» **Task**
Write out all the material exactly. Leave nothing out.
[Begin Data provided]
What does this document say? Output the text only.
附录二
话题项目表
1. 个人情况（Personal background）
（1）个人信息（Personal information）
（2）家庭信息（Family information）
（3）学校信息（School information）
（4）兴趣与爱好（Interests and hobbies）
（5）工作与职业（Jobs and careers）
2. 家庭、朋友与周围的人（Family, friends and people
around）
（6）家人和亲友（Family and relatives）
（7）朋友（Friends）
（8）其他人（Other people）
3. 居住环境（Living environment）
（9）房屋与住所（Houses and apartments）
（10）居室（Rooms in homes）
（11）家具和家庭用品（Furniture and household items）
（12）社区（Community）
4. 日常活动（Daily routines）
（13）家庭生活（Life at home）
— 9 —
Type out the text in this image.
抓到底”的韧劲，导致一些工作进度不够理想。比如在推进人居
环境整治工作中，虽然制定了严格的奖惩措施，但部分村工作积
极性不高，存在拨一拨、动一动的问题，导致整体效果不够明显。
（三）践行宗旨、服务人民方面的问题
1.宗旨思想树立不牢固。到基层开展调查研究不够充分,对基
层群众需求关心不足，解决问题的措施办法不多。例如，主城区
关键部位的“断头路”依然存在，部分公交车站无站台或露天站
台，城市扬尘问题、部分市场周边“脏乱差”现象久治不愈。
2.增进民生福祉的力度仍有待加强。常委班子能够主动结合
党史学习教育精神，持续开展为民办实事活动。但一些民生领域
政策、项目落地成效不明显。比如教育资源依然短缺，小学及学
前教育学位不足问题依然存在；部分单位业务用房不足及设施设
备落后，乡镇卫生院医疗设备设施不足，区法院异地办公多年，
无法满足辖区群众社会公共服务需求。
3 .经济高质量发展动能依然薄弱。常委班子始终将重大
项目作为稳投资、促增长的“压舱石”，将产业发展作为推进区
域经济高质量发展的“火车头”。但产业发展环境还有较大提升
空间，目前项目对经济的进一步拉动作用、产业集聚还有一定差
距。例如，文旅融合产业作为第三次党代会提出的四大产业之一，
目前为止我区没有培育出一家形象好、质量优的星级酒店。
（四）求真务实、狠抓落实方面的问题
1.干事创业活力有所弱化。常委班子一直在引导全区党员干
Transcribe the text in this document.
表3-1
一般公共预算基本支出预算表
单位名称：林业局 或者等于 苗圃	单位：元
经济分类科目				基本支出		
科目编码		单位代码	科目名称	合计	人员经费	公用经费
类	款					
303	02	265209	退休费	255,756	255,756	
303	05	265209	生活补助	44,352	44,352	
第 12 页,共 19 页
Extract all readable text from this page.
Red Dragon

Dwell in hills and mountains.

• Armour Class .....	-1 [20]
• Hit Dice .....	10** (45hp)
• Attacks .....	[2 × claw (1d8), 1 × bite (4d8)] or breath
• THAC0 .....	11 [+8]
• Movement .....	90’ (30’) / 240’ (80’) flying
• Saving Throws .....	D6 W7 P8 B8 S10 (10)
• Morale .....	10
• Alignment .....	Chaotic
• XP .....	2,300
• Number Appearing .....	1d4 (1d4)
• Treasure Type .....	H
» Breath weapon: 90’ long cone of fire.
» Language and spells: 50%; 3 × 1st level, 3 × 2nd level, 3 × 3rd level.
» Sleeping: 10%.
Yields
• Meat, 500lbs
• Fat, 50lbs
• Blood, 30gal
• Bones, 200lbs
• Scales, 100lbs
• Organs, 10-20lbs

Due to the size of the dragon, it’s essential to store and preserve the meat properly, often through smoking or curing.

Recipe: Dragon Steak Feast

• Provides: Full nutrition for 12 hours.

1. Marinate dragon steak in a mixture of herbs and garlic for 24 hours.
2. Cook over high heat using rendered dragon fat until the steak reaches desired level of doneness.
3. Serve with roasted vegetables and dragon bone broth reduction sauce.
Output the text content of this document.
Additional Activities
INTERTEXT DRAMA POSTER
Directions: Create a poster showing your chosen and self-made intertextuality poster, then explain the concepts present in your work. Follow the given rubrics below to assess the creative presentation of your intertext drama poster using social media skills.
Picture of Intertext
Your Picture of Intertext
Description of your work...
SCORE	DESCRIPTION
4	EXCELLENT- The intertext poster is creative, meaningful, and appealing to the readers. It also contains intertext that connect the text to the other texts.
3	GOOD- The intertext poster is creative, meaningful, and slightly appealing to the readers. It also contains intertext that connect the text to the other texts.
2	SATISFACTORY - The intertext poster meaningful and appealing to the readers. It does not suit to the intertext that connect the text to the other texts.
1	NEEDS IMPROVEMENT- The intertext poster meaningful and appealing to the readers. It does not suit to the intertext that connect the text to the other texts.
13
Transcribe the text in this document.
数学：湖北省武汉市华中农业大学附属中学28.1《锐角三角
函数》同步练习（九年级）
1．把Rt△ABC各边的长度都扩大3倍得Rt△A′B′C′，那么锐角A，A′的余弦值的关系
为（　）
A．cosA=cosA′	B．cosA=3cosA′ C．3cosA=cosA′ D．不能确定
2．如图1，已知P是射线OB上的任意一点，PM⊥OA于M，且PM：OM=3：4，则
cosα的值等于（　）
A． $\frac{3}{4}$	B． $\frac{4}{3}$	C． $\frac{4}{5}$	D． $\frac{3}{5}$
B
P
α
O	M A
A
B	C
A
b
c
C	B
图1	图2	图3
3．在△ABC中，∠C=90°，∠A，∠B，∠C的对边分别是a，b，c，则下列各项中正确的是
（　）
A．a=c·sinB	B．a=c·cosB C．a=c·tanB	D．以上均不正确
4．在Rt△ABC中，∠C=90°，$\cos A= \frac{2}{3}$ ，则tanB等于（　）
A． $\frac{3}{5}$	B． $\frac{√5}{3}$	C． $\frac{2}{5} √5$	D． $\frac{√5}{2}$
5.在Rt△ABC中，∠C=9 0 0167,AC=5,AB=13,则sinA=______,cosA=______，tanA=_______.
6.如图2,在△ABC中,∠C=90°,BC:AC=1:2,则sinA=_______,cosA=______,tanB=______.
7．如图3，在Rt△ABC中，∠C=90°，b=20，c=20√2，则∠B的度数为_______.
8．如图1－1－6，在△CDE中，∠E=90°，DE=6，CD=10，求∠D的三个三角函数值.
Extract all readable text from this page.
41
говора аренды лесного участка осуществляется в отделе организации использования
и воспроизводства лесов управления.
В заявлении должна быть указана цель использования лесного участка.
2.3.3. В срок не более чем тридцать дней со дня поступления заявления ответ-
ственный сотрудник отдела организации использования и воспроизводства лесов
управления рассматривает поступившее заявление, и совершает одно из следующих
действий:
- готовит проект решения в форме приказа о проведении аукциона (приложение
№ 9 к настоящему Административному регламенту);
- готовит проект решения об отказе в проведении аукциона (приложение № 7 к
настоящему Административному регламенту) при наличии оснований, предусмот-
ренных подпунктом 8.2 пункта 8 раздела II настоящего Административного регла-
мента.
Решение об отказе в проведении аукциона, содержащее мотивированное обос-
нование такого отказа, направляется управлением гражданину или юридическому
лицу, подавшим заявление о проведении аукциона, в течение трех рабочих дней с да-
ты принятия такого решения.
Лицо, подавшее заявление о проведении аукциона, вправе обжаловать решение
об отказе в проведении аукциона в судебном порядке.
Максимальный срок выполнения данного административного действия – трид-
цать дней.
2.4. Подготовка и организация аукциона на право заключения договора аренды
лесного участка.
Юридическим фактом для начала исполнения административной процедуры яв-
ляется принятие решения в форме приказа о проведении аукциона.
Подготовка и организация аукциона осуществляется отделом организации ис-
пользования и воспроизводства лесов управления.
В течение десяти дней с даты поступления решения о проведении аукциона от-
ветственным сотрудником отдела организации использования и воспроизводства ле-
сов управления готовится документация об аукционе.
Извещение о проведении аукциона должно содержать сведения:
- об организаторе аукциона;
[End Data provided]
» **Correct output**
What does this document say? Output the text only.
附录二
话题项目表
1. 个人情况（Personal background）
（1）个人信息（Personal information）
（2）家庭信息（Family information）
（3）学校信息（School information）
（4）兴趣与爱好（Interests and hobbies）
（5）工作与职业（Jobs and careers）
2. 家庭、朋友与周围的人（Family, friends and people
around）
（6）家人和亲友（Family and relatives）
（7）朋友（Friends）
（8）其他人（Other people）
3. 居住环境（Living environment）
（9）房屋与住所（Houses and apartments）
（10）居室（Rooms in homes）
（11）家具和家庭用品（Furniture and household items）
（12）社区（Community）
4. 日常活动（Daily routines）
（13）家庭生活（Life at home）
— 9 —
Type out the text in this image.
抓到底”的韧劲，导致一些工作进度不够理想。比如在推进人居
环境整治工作中，虽然制定了严格的奖惩措施，但部分村工作积
极性不高，存在拨一拨、动一动的问题，导致整体效果不够明显。
（三）践行宗旨、服务人民方面的问题
1.宗旨思想树立不牢固。到基层开展调查研究不够充分,对基
层群众需求关心不足，解决问题的措施办法不多。例如，主城区
关键部位的“断头路”依然存在，部分公交车站无站台或露天站
台，城市扬尘问题、部分市场周边“脏乱差”现象久治不愈。
2.增进民生福祉的力度仍有待加强。常委班子能够主动结合
党史学习教育精神，持续开展为民办实事活动。但一些民生领域
政策、项目落地成效不明显。比如教育资源依然短缺，小学及学
前教育学位不足问题依然存在；部分单位业务用房不足及设施设
备落后，乡镇卫生院医疗设备设施不足，区法院异地办公多年，
无法满足辖区群众社会公共服务需求。
3 .经济高质量发展动能依然薄弱。常委班子始终将重大
项目作为稳投资、促增长的“压舱石”，将产业发展作为推进区
域经济高质量发展的“火车头”。但产业发展环境还有较大提升
空间，目前项目对经济的进一步拉动作用、产业集聚还有一定差
距。例如，文旅融合产业作为第三次党代会提出的四大产业之一，
目前为止我区没有培育出一家形象好、质量优的星级酒店。
（四）求真务实、狠抓落实方面的问题
1.干事创业活力有所弱化。常委班子一直在引导全区党员干
Transcribe the text in this document.
表3-1
一般公共预算基本支出预算表
单位名称：林业局 或者等于 苗圃	单位：元
经济分类科目				基本支出		
科目编码		单位代码	科目名称	合计	人员经费	公用经费
类	款					
303	02	265209	退休费	255,756	255,756	
303	05	265209	生活补助	44,352	44,352	
第 12 页,共 19 页
Extract all readable text from this page.
Red Dragon

Dwell in hills and mountains.

• Armour Class .....	-1 [20]
• Hit Dice .....	10** (45hp)
• Attacks .....	[2 × claw (1d8), 1 × bite (4d8)] or breath
• THAC0 .....	11 [+8]
• Movement .....	90’ (30’) / 240’ (80’) flying
• Saving Throws .....	D6 W7 P8 B8 S10 (10)
• Morale .....	10
• Alignment .....	Chaotic
• XP .....	2,300
• Number Appearing .....	1d4 (1d4)
• Treasure Type .....	H
» Breath weapon: 90’ long cone of fire.
» Language and spells: 50%; 3 × 1st level, 3 × 2nd level, 3 × 3rd level.
» Sleeping: 10%.
Yields
• Meat, 500lbs
• Fat, 50lbs
• Blood, 30gal
• Bones, 200lbs
• Scales, 100lbs
• Organs, 10-20lbs

Due to the size of the dragon, it’s essential to store and preserve the meat properly, often through smoking or curing.

Recipe: Dragon Steak Feast

• Provides: Full nutrition for 12 hours.

1. Marinate dragon steak in a mixture of herbs and garlic for 24 hours.
2. Cook over high heat using rendered dragon fat until the steak reaches desired level of doneness.
3. Serve with roasted vegetables and dragon bone broth reduction sauce.
Output the text content of this document.
Additional Activities
INTERTEXT DRAMA POSTER
Directions: Create a poster showing your chosen and self-made intertextuality poster, then explain the concepts present in your work. Follow the given rubrics below to assess the creative presentation of your intertext drama poster using social media skills.
Picture of Intertext
Your Picture of Intertext
Description of your work...
SCORE	DESCRIPTION
4	EXCELLENT- The intertext poster is creative, meaningful, and appealing to the readers. It also contains intertext that connect the text to the other texts.
3	GOOD- The intertext poster is creative, meaningful, and slightly appealing to the readers. It also contains intertext that connect the text to the other texts.
2	SATISFACTORY - The intertext poster meaningful and appealing to the readers. It does not suit to the intertext that connect the text to the other texts.
1	NEEDS IMPROVEMENT- The intertext poster meaningful and appealing to the readers. It does not suit to the intertext that connect the text to the other texts.
13
Transcribe the text in this document.
数学：湖北省武汉市华中农业大学附属中学28.1《锐角三角
函数》同步练习（九年级）
1．把Rt△ABC各边的长度都扩大3倍得Rt△A′B′C′，那么锐角A，A′的余弦值的关系
为（　）
A．cosA=cosA′	B．cosA=3cosA′ C．3cosA=cosA′ D．不能确定
2．如图1，已知P是射线OB上的任意一点，PM⊥OA于M，且PM：OM=3：4，则
cosα的值等于（　）
A． $\frac{3}{4}$	B． $\frac{4}{3}$	C． $\frac{4}{5}$	D． $\frac{3}{5}$
B
P
α
O	M A
A
B	C
A
b
c
C	B
图1	图2	图3
3．在△ABC中，∠C=90°，∠A，∠B，∠C的对边分别是a，b，c，则下列各项中正确的是
（　）
A．a=c·sinB	B．a=c·cosB C．a=c·tanB	D．以上均不正确
4．在Rt△ABC中，∠C=90°，$\cos A= \frac{2}{3}$ ，则tanB等于（　）
A． $\frac{3}{5}$	B． $\frac{√5}{3}$	C． $\frac{2}{5} √5$	D． $\frac{√5}{2}$
5.在Rt△ABC中，∠C=9 0 0167,AC=5,AB=13,则sinA=______,cosA=______，tanA=_______.
6.如图2,在△ABC中,∠C=90°,BC:AC=1:2,则sinA=_______,cosA=______,tanB=______.
7．如图3，在Rt△ABC中，∠C=90°，b=20，c=20√2，则∠B的度数为_______.
8．如图1－1－6，在△CDE中，∠E=90°，DE=6，CD=10，求∠D的三个三角函数值.
Extract all readable text from this page.
41
говора аренды лесного участка осуществляется в отделе организации использования
и воспроизводства лесов управления.
В заявлении должна быть указана цель использования лесного участка.
2.3.3. В срок не более чем тридцать дней со дня поступления заявления ответ-
ственный сотрудник отдела организации использования и воспроизводства лесов
управления рассматривает поступившее заявление, и совершает одно из следующих
действий:
- готовит проект решения в форме приказа о проведении аукциона (приложение
№ 9 к настоящему Административному регламенту);
- готовит проект решения об отказе в проведении аукциона (приложение № 7 к
настоящему Административному регламенту) при наличии оснований, предусмот-
ренных подпунктом 8.2 пункта 8 раздела II настоящего Административного регла-
мента.
Решение об отказе в проведении аукциона, содержащее мотивированное обос-
нование такого отказа, направляется управлением гражданину или юридическому
лицу, подавшим заявление о проведении аукциона, в течение трех рабочих дней с да-
ты принятия такого решения.
Лицо, подавшее заявление о проведении аукциона, вправе обжаловать решение
об отказе в проведении аукциона в судебном порядке.
Максимальный срок выполнения данного административного действия – трид-
цать дней.
2.4. Подготовка и организация аукциона на право заключения договора аренды
лесного участка.
Юридическим фактом для начала исполнения административной процедуры яв-
ляется принятие решения в форме приказа о проведении аукциона.
Подготовка и организация аукциона осуществляется отделом организации ис-
пользования и воспроизводства лесов управления.
В течение десяти дней с даты поступления решения о проведении аукциона от-
ветственным сотрудником отдела организации использования и воспроизводства ле-
сов управления готовится документация об аукционе.
Извещение о проведении аукциона должно содержать сведения:
- об организаторе аукциона;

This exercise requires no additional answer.